**WHAT YOU ARE ASKED TO DO**
Copy each of the following records word for word, in full and in the same order.

**RAW RECORDS**
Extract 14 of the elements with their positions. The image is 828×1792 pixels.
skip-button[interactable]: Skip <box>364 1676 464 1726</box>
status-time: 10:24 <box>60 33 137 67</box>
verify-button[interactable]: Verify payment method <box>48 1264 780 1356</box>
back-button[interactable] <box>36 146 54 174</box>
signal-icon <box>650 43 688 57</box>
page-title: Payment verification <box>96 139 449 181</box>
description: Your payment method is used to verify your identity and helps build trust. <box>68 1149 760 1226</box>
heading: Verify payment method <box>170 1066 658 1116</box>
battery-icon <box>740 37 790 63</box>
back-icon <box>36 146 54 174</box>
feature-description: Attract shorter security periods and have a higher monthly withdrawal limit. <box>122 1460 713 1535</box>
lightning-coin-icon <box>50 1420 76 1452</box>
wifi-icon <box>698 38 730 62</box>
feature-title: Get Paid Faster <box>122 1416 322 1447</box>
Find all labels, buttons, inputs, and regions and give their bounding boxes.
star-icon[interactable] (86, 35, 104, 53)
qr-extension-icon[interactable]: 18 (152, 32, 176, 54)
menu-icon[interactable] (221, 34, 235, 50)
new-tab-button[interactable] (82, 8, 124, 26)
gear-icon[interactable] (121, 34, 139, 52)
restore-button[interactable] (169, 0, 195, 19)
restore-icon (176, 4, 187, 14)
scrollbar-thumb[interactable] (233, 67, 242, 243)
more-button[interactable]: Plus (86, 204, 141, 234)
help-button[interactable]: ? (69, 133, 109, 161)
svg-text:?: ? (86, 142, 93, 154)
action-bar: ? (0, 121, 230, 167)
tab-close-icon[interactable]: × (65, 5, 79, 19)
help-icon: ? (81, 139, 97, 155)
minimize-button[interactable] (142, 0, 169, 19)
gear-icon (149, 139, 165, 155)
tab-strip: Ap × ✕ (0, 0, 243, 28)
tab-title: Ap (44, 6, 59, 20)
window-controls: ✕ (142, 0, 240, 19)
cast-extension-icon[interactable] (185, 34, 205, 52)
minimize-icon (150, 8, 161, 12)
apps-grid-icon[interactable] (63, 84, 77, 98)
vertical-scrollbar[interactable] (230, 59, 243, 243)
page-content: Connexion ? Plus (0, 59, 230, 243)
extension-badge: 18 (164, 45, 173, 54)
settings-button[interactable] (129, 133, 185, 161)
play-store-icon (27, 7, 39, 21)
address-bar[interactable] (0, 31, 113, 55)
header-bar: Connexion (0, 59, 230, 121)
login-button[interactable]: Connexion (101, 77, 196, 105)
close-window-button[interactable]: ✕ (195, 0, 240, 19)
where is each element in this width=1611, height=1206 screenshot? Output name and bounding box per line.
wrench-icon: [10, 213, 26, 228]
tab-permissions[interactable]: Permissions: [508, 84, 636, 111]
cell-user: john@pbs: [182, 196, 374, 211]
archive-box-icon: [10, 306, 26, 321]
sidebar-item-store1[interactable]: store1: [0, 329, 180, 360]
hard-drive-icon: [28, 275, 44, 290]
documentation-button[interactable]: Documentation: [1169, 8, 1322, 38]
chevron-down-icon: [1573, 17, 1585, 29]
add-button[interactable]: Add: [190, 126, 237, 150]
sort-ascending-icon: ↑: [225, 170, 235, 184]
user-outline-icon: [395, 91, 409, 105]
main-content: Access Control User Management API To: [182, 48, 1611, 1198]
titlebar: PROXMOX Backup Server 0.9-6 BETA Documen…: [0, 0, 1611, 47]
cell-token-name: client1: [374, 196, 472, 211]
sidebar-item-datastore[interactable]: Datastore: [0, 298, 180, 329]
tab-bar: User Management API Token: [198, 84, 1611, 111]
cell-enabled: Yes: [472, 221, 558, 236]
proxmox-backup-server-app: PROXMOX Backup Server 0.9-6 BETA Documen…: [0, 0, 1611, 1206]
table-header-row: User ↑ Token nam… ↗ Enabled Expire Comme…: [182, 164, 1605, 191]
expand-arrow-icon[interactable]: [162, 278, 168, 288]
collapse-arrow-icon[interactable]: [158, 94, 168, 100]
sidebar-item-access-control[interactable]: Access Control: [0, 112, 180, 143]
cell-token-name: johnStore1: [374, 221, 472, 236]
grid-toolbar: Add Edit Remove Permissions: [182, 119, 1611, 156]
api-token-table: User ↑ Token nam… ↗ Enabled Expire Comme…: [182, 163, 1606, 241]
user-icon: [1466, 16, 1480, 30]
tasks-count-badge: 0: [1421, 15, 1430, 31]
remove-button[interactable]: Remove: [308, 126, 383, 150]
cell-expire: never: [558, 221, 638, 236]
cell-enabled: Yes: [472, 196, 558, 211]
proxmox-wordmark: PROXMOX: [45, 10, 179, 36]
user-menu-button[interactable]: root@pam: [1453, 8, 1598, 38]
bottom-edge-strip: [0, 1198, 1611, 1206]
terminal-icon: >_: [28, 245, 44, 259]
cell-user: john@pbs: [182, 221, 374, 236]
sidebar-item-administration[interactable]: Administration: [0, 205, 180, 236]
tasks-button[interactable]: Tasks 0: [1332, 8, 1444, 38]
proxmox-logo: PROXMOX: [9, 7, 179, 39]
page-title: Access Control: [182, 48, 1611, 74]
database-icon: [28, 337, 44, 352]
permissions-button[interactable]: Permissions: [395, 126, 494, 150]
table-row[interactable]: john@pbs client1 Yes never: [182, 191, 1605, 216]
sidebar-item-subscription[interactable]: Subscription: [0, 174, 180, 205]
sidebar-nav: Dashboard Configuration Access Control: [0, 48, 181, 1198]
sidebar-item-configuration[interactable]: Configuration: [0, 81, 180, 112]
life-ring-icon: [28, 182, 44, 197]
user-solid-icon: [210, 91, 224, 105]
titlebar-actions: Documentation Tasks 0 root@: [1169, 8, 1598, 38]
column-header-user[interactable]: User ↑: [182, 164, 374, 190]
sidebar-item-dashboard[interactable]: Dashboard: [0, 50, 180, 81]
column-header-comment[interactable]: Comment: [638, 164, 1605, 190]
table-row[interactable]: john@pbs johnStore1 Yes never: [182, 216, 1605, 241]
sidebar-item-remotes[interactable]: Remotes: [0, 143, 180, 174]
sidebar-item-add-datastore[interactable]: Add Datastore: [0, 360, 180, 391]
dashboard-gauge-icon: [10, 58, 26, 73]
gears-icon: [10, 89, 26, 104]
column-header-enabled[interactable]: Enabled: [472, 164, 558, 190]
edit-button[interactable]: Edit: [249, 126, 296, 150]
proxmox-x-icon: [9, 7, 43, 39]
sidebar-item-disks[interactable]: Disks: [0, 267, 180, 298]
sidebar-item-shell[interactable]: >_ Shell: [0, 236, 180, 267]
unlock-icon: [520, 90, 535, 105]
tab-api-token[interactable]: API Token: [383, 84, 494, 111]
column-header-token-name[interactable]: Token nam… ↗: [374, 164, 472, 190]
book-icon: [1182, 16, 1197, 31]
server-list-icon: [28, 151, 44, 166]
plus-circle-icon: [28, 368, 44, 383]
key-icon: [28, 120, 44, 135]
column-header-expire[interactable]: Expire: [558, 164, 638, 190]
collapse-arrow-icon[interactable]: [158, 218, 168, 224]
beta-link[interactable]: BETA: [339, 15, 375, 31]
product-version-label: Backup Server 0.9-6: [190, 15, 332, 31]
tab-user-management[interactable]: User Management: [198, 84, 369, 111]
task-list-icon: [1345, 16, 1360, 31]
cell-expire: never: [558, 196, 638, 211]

**OUTPUT FOR THIS EXERCISE**
Extract 14 of the elements with their positions. The image is 828×1792 pixels.
skip-button[interactable]: Skip <box>364 1676 464 1726</box>
status-time: 10:24 <box>60 33 137 67</box>
verify-button[interactable]: Verify payment method <box>48 1264 780 1356</box>
back-button[interactable] <box>36 146 54 174</box>
signal-icon <box>650 43 688 57</box>
page-title: Payment verification <box>96 139 449 181</box>
description: Your payment method is used to verify your identity and helps build trust. <box>68 1149 760 1226</box>
heading: Verify payment method <box>170 1066 658 1116</box>
battery-icon <box>740 37 790 63</box>
back-icon <box>36 146 54 174</box>
feature-description: Attract shorter security periods and have a higher monthly withdrawal limit. <box>122 1460 713 1535</box>
lightning-coin-icon <box>50 1420 76 1452</box>
wifi-icon <box>698 38 730 62</box>
feature-title: Get Paid Faster <box>122 1416 322 1447</box>
Find all labels, buttons, inputs, and regions and give their bounding boxes.
star-icon[interactable] (86, 35, 104, 53)
qr-extension-icon[interactable]: 18 (152, 32, 176, 54)
menu-icon[interactable] (221, 34, 235, 50)
new-tab-button[interactable] (82, 8, 124, 26)
gear-icon[interactable] (121, 34, 139, 52)
restore-button[interactable] (169, 0, 195, 19)
restore-icon (176, 4, 187, 14)
scrollbar-thumb[interactable] (233, 67, 242, 243)
more-button[interactable]: Plus (86, 204, 141, 234)
help-button[interactable]: ? (69, 133, 109, 161)
svg-text:?: ? (86, 142, 93, 154)
action-bar: ? (0, 121, 230, 167)
tab-close-icon[interactable]: × (65, 5, 79, 19)
help-icon: ? (81, 139, 97, 155)
minimize-button[interactable] (142, 0, 169, 19)
gear-icon (149, 139, 165, 155)
tab-strip: Ap × ✕ (0, 0, 243, 28)
tab-title: Ap (44, 6, 59, 20)
window-controls: ✕ (142, 0, 240, 19)
cast-extension-icon[interactable] (185, 34, 205, 52)
minimize-icon (150, 8, 161, 12)
apps-grid-icon[interactable] (63, 84, 77, 98)
vertical-scrollbar[interactable] (230, 59, 243, 243)
page-content: Connexion ? Plus (0, 59, 230, 243)
extension-badge: 18 (164, 45, 173, 54)
settings-button[interactable] (129, 133, 185, 161)
play-store-icon (27, 7, 39, 21)
address-bar[interactable] (0, 31, 113, 55)
header-bar: Connexion (0, 59, 230, 121)
login-button[interactable]: Connexion (101, 77, 196, 105)
close-window-button[interactable]: ✕ (195, 0, 240, 19)
where is each element in this width=1611, height=1206 screenshot? Output name and bounding box per line.
wrench-icon: [10, 213, 26, 228]
tab-permissions[interactable]: Permissions: [508, 84, 636, 111]
cell-user: john@pbs: [182, 196, 374, 211]
archive-box-icon: [10, 306, 26, 321]
sidebar-item-store1[interactable]: store1: [0, 329, 180, 360]
hard-drive-icon: [28, 275, 44, 290]
documentation-button[interactable]: Documentation: [1169, 8, 1322, 38]
chevron-down-icon: [1573, 17, 1585, 29]
add-button[interactable]: Add: [190, 126, 237, 150]
sort-ascending-icon: ↑: [225, 170, 235, 184]
user-outline-icon: [395, 91, 409, 105]
main-content: Access Control User Management API To: [182, 48, 1611, 1198]
titlebar: PROXMOX Backup Server 0.9-6 BETA Documen…: [0, 0, 1611, 47]
cell-token-name: client1: [374, 196, 472, 211]
sidebar-item-datastore[interactable]: Datastore: [0, 298, 180, 329]
tab-bar: User Management API Token: [198, 84, 1611, 111]
cell-enabled: Yes: [472, 221, 558, 236]
proxmox-backup-server-app: PROXMOX Backup Server 0.9-6 BETA Documen…: [0, 0, 1611, 1206]
table-header-row: User ↑ Token nam… ↗ Enabled Expire Comme…: [182, 164, 1605, 191]
expand-arrow-icon[interactable]: [162, 278, 168, 288]
collapse-arrow-icon[interactable]: [158, 94, 168, 100]
sidebar-item-access-control[interactable]: Access Control: [0, 112, 180, 143]
cell-token-name: johnStore1: [374, 221, 472, 236]
grid-toolbar: Add Edit Remove Permissions: [182, 119, 1611, 156]
api-token-table: User ↑ Token nam… ↗ Enabled Expire Comme…: [182, 163, 1606, 241]
user-icon: [1466, 16, 1480, 30]
tasks-count-badge: 0: [1421, 15, 1430, 31]
remove-button[interactable]: Remove: [308, 126, 383, 150]
cell-expire: never: [558, 221, 638, 236]
cell-enabled: Yes: [472, 196, 558, 211]
proxmox-wordmark: PROXMOX: [45, 10, 179, 36]
user-menu-button[interactable]: root@pam: [1453, 8, 1598, 38]
bottom-edge-strip: [0, 1198, 1611, 1206]
terminal-icon: >_: [28, 245, 44, 259]
cell-user: john@pbs: [182, 221, 374, 236]
sidebar-item-administration[interactable]: Administration: [0, 205, 180, 236]
tasks-button[interactable]: Tasks 0: [1332, 8, 1444, 38]
proxmox-logo: PROXMOX: [9, 7, 179, 39]
page-title: Access Control: [182, 48, 1611, 74]
database-icon: [28, 337, 44, 352]
permissions-button[interactable]: Permissions: [395, 126, 494, 150]
table-row[interactable]: john@pbs client1 Yes never: [182, 191, 1605, 216]
sidebar-item-subscription[interactable]: Subscription: [0, 174, 180, 205]
sidebar-nav: Dashboard Configuration Access Control: [0, 48, 181, 1198]
sidebar-item-configuration[interactable]: Configuration: [0, 81, 180, 112]
life-ring-icon: [28, 182, 44, 197]
user-solid-icon: [210, 91, 224, 105]
titlebar-actions: Documentation Tasks 0 root@: [1169, 8, 1598, 38]
column-header-user[interactable]: User ↑: [182, 164, 374, 190]
sidebar-item-dashboard[interactable]: Dashboard: [0, 50, 180, 81]
column-header-comment[interactable]: Comment: [638, 164, 1605, 190]
table-row[interactable]: john@pbs johnStore1 Yes never: [182, 216, 1605, 241]
sidebar-item-remotes[interactable]: Remotes: [0, 143, 180, 174]
sidebar-item-add-datastore[interactable]: Add Datastore: [0, 360, 180, 391]
dashboard-gauge-icon: [10, 58, 26, 73]
gears-icon: [10, 89, 26, 104]
column-header-enabled[interactable]: Enabled: [472, 164, 558, 190]
edit-button[interactable]: Edit: [249, 126, 296, 150]
proxmox-x-icon: [9, 7, 43, 39]
sidebar-item-disks[interactable]: Disks: [0, 267, 180, 298]
sidebar-item-shell[interactable]: >_ Shell: [0, 236, 180, 267]
unlock-icon: [520, 90, 535, 105]
tab-api-token[interactable]: API Token: [383, 84, 494, 111]
column-header-token-name[interactable]: Token nam… ↗: [374, 164, 472, 190]
book-icon: [1182, 16, 1197, 31]
server-list-icon: [28, 151, 44, 166]
plus-circle-icon: [28, 368, 44, 383]
key-icon: [28, 120, 44, 135]
column-header-expire[interactable]: Expire: [558, 164, 638, 190]
collapse-arrow-icon[interactable]: [158, 218, 168, 224]
beta-link[interactable]: BETA: [339, 15, 375, 31]
product-version-label: Backup Server 0.9-6: [190, 15, 332, 31]
tab-user-management[interactable]: User Management: [198, 84, 369, 111]
task-list-icon: [1345, 16, 1360, 31]
cell-expire: never: [558, 196, 638, 211]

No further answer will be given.